* **MATERIAL FOR THIS TASK**

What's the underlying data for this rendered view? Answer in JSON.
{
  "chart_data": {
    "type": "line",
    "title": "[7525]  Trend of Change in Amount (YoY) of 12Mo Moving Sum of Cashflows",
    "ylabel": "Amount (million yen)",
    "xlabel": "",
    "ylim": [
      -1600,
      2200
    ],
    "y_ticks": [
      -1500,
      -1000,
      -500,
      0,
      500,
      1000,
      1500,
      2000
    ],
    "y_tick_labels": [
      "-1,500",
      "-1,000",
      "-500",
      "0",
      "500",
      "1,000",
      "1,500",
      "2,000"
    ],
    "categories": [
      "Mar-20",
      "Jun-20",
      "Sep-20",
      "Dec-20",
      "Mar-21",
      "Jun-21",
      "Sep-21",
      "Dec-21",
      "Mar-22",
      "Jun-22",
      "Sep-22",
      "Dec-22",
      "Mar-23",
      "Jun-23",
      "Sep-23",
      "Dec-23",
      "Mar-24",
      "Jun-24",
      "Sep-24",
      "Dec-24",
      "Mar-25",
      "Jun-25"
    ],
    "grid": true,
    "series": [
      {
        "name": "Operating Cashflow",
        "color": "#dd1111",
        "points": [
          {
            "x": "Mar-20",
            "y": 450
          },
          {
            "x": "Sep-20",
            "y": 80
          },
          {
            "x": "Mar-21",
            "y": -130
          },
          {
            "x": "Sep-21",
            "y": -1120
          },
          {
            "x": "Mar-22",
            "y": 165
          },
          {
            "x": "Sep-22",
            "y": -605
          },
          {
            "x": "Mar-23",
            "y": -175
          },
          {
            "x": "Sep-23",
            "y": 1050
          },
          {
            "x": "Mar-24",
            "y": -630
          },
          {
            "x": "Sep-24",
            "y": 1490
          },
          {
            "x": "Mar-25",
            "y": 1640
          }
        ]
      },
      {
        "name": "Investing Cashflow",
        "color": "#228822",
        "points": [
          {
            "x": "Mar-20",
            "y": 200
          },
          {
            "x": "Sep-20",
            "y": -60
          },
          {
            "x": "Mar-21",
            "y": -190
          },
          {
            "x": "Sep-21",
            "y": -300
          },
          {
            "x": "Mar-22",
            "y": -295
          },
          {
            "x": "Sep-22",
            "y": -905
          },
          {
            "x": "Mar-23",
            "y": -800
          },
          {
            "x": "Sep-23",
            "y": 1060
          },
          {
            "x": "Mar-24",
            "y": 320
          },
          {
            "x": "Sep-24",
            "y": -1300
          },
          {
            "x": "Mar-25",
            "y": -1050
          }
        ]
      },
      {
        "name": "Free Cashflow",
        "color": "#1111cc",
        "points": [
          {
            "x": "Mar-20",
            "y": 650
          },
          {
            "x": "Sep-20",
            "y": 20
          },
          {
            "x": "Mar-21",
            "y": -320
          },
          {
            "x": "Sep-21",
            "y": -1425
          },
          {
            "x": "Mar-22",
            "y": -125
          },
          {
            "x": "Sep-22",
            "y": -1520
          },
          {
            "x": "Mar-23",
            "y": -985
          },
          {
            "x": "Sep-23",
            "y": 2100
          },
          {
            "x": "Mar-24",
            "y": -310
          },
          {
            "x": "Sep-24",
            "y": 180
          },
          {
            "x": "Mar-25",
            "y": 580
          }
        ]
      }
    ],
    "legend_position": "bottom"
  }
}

* **GIVEN PROBLEM**
Nothing in the data may differ; print all of it exactly as written.

* **ANSWER FOR THIS EXERCISE**
What's the underlying data for this rendered view? Answer in JSON.
{
  "chart_data": {
    "type": "line",
    "title": "[7525]  Trend of Change in Amount (YoY) of 12Mo Moving Sum of Cashflows",
    "ylabel": "Amount (million yen)",
    "xlabel": "",
    "ylim": [
      -1600,
      2200
    ],
    "y_ticks": [
      -1500,
      -1000,
      -500,
      0,
      500,
      1000,
      1500,
      2000
    ],
    "y_tick_labels": [
      "-1,500",
      "-1,000",
      "-500",
      "0",
      "500",
      "1,000",
      "1,500",
      "2,000"
    ],
    "categories": [
      "Mar-20",
      "Jun-20",
      "Sep-20",
      "Dec-20",
      "Mar-21",
      "Jun-21",
      "Sep-21",
      "Dec-21",
      "Mar-22",
      "Jun-22",
      "Sep-22",
      "Dec-22",
      "Mar-23",
      "Jun-23",
      "Sep-23",
      "Dec-23",
      "Mar-24",
      "Jun-24",
      "Sep-24",
      "Dec-24",
      "Mar-25",
      "Jun-25"
    ],
    "grid": true,
    "series": [
      {
        "name": "Operating Cashflow",
        "color": "#dd1111",
        "points": [
          {
            "x": "Mar-20",
            "y": 450
          },
          {
            "x": "Sep-20",
            "y": 80
          },
          {
            "x": "Mar-21",
            "y": -130
          },
          {
            "x": "Sep-21",
            "y": -1120
          },
          {
            "x": "Mar-22",
            "y": 165
          },
          {
            "x": "Sep-22",
            "y": -605
          },
          {
            "x": "Mar-23",
            "y": -175
          },
          {
            "x": "Sep-23",
            "y": 1050
          },
          {
            "x": "Mar-24",
            "y": -630
          },
          {
            "x": "Sep-24",
            "y": 1490
          },
          {
            "x": "Mar-25",
            "y": 1640
          }
        ]
      },
      {
        "name": "Investing Cashflow",
        "color": "#228822",
        "points": [
          {
            "x": "Mar-20",
            "y": 200
          },
          {
            "x": "Sep-20",
            "y": -60
          },
          {
            "x": "Mar-21",
            "y": -190
          },
          {
            "x": "Sep-21",
            "y": -300
          },
          {
            "x": "Mar-22",
            "y": -295
          },
          {
            "x": "Sep-22",
            "y": -905
          },
          {
            "x": "Mar-23",
            "y": -800
          },
          {
            "x": "Sep-23",
            "y": 1060
          },
          {
            "x": "Mar-24",
            "y": 320
          },
          {
            "x": "Sep-24",
            "y": -1300
          },
          {
            "x": "Mar-25",
            "y": -1050
          }
        ]
      },
      {
        "name": "Free Cashflow",
        "color": "#1111cc",
        "points": [
          {
            "x": "Mar-20",
            "y": 650
          },
          {
            "x": "Sep-20",
            "y": 20
          },
          {
            "x": "Mar-21",
            "y": -320
          },
          {
            "x": "Sep-21",
            "y": -1425
          },
          {
            "x": "Mar-22",
            "y": -125
          },
          {
            "x": "Sep-22",
            "y": -1520
          },
          {
            "x": "Mar-23",
            "y": -985
          },
          {
            "x": "Sep-23",
            "y": 2100
          },
          {
            "x": "Mar-24",
            "y": -310
          },
          {
            "x": "Sep-24",
            "y": 180
          },
          {
            "x": "Mar-25",
            "y": 580
          }
        ]
      }
    ],
    "legend_position": "bottom"
  }
}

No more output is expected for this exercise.